Extracted records:
....

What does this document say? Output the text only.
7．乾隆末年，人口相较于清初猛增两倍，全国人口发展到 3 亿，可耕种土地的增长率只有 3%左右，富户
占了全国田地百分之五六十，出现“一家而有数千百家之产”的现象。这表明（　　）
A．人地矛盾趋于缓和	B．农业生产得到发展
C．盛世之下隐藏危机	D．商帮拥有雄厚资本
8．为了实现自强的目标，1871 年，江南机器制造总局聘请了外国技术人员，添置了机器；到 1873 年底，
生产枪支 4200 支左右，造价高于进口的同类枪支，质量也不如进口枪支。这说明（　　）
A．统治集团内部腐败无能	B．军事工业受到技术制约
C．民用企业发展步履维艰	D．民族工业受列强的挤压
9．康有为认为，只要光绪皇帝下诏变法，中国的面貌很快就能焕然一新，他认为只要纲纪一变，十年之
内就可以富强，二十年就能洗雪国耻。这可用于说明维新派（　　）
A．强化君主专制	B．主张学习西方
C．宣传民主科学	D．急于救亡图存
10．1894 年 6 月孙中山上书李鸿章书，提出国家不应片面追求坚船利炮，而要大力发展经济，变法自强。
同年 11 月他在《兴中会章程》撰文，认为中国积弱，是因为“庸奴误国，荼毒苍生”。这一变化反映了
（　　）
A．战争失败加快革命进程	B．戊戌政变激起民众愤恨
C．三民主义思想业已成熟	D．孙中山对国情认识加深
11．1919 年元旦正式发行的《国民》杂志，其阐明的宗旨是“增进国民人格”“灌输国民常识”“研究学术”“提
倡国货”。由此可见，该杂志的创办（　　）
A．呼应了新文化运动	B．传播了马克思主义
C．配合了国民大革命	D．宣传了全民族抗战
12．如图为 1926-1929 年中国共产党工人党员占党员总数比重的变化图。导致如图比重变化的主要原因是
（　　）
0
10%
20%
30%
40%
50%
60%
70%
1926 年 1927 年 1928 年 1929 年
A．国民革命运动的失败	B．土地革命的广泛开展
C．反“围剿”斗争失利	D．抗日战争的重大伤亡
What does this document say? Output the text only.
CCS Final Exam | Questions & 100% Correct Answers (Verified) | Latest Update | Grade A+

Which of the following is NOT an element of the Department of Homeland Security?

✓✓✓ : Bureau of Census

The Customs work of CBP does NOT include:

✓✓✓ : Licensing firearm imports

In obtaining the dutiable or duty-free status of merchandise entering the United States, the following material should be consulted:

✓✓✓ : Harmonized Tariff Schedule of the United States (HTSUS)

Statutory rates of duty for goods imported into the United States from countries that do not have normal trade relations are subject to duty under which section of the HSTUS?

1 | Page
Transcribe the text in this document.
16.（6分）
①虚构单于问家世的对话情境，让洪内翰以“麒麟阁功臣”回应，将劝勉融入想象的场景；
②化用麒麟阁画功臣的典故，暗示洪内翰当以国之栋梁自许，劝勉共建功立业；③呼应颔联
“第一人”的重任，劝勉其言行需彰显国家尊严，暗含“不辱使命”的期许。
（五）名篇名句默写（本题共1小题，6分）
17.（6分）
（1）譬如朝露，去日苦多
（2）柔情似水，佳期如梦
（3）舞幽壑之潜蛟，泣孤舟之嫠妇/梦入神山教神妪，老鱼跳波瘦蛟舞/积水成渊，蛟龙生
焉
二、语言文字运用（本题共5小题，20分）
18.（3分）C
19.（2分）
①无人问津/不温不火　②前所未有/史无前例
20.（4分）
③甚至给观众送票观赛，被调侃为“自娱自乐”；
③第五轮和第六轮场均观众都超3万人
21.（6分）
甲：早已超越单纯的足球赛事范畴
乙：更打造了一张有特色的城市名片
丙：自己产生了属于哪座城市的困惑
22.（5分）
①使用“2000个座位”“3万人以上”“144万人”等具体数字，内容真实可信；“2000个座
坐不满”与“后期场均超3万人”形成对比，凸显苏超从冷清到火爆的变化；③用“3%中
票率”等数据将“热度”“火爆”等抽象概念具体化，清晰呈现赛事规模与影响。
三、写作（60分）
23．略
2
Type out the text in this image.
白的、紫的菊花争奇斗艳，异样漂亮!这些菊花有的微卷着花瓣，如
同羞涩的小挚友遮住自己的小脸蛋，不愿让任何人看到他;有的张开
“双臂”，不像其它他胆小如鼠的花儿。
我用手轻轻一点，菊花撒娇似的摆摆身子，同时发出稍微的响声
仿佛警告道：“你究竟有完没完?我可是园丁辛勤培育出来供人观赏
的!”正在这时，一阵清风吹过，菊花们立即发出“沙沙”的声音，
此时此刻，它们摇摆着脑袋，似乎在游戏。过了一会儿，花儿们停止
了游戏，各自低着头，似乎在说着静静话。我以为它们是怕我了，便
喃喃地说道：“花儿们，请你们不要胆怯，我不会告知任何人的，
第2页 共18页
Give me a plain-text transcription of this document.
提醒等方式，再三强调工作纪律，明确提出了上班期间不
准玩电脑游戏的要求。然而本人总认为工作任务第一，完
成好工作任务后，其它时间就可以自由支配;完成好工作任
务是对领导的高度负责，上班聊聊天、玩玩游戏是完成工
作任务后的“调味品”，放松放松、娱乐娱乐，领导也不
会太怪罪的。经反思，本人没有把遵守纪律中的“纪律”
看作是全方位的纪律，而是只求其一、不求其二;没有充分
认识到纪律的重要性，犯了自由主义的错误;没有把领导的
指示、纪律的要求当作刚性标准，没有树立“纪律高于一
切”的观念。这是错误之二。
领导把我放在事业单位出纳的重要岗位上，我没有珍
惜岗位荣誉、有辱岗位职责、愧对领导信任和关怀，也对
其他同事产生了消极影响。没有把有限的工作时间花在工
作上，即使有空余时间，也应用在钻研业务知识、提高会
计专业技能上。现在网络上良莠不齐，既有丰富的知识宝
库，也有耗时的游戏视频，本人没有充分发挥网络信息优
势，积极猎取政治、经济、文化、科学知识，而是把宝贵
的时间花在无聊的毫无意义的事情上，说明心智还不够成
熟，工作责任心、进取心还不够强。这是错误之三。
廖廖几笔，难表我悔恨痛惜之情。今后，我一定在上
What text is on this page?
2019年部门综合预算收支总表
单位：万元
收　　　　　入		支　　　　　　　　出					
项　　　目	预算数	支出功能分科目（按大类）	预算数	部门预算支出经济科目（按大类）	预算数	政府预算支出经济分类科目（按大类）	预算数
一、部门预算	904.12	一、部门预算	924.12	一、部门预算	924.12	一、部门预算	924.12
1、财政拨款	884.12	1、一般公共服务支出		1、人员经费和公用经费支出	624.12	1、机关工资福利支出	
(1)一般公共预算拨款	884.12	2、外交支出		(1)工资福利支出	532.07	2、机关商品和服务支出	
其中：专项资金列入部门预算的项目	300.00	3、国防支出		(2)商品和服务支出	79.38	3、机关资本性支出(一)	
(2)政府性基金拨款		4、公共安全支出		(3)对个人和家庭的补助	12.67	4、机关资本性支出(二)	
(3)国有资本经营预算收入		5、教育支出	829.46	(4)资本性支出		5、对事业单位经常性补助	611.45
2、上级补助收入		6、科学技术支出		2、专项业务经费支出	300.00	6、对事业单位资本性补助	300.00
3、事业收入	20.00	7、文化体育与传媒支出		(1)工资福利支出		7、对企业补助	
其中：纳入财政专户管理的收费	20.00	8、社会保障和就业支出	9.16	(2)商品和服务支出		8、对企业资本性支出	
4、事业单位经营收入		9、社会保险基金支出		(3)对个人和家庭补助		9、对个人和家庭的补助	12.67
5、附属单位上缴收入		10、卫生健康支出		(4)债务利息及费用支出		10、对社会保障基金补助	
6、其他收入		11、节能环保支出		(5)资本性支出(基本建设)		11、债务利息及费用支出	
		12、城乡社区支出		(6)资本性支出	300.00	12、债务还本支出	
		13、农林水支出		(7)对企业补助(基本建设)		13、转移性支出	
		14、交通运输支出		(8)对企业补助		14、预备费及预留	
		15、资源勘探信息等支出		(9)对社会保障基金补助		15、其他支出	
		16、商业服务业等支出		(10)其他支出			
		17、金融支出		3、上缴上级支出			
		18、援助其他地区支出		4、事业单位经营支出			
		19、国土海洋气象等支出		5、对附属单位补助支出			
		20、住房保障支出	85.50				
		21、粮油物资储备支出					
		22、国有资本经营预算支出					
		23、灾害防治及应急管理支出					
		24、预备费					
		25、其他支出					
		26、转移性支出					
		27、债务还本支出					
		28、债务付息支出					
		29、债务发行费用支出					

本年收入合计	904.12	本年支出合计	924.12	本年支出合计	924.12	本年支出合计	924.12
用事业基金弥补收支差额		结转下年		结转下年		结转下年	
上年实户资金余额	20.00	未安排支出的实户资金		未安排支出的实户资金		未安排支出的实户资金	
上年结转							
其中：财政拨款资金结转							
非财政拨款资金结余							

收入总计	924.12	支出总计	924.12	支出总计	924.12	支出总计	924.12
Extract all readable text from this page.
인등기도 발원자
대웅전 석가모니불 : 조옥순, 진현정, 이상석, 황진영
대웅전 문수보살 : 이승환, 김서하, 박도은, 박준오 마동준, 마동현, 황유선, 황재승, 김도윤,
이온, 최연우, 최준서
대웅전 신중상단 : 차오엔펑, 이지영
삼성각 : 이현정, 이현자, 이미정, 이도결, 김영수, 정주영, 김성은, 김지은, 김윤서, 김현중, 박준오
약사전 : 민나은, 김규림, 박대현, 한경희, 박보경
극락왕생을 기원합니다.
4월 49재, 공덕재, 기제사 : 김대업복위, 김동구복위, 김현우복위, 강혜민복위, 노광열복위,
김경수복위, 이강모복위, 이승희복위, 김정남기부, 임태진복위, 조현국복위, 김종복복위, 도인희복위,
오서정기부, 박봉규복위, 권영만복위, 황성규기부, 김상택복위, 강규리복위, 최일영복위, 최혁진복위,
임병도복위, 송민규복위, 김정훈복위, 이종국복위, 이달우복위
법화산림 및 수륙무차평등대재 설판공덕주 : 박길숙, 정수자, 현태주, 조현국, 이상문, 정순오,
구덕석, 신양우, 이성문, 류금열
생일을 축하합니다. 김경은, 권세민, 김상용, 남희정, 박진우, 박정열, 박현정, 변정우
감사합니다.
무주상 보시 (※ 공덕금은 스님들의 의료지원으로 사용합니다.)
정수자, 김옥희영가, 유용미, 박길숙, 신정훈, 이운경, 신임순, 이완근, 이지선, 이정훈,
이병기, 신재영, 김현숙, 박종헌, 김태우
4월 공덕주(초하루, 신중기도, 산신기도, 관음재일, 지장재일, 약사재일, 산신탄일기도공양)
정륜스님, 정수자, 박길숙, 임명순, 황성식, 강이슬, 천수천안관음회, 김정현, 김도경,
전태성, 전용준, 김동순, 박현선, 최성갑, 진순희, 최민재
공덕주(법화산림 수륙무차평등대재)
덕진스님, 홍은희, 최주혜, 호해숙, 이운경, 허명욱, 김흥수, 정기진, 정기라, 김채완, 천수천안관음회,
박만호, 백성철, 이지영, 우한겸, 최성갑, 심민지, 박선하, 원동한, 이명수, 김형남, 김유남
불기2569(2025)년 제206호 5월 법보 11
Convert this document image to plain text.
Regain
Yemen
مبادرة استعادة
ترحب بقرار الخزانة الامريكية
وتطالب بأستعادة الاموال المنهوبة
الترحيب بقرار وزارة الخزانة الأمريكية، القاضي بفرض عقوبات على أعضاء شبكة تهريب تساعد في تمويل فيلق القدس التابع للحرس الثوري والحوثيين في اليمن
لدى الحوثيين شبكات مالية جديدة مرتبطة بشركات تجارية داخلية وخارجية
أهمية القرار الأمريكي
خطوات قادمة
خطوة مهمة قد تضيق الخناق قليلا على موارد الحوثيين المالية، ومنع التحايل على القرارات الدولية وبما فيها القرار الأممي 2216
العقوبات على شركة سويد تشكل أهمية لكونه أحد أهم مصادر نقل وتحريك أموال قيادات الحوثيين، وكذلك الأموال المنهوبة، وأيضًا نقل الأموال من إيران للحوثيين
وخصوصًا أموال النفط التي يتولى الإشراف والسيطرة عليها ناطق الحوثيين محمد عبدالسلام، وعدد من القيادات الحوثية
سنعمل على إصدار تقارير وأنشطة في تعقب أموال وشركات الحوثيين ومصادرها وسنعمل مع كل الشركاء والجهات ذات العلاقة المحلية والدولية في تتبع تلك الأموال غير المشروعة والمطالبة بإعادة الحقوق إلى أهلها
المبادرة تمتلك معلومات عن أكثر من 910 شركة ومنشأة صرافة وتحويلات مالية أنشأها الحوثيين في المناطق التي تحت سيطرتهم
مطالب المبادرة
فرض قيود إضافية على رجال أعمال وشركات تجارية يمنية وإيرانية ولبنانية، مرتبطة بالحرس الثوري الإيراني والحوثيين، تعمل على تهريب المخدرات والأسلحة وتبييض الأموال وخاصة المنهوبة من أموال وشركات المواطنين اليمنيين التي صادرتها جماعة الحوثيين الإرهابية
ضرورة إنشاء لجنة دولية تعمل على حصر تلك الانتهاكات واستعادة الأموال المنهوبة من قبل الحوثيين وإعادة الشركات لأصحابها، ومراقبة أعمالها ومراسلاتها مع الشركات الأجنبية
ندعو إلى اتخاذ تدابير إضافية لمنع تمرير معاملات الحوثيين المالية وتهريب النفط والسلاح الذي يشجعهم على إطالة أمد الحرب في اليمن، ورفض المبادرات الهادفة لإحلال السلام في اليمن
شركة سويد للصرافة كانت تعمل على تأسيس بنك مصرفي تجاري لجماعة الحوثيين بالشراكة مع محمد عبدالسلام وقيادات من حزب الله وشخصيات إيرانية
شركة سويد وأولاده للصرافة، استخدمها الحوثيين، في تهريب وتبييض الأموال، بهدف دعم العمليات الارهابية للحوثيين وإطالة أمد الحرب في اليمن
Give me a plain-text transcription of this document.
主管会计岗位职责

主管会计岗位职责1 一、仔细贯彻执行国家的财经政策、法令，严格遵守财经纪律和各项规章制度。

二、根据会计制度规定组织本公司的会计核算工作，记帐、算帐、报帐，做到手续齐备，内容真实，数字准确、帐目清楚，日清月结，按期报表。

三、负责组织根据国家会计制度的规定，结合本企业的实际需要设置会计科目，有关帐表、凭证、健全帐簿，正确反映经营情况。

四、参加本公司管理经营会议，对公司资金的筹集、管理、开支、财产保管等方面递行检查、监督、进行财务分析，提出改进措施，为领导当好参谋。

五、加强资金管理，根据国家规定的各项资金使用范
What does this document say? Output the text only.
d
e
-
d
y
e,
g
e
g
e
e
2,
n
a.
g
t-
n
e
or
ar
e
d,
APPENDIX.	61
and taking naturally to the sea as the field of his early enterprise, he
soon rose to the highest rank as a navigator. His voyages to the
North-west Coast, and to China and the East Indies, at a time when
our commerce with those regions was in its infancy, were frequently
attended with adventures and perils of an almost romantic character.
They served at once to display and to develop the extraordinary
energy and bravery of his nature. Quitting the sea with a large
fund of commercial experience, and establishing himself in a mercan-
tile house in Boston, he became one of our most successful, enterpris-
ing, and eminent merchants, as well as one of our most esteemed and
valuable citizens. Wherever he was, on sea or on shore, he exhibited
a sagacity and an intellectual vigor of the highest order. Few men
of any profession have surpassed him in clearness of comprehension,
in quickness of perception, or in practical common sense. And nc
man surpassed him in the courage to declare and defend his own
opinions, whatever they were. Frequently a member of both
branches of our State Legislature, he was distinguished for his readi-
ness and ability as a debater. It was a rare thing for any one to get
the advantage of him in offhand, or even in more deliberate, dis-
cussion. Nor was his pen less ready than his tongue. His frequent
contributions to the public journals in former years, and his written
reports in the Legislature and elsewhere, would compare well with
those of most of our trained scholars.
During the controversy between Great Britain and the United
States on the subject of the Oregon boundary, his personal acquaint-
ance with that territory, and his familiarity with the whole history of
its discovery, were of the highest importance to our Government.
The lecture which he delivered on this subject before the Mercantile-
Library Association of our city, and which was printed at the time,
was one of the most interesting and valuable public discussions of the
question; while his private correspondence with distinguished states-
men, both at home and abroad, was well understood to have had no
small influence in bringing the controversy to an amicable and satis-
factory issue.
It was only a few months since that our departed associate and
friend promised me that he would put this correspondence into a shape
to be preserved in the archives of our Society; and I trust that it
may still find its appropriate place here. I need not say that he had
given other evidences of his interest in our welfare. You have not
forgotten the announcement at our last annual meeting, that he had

....

*What to work on*
Your answer should be one number: the count of lines in the data above that include the word "well".

*Correct output*
3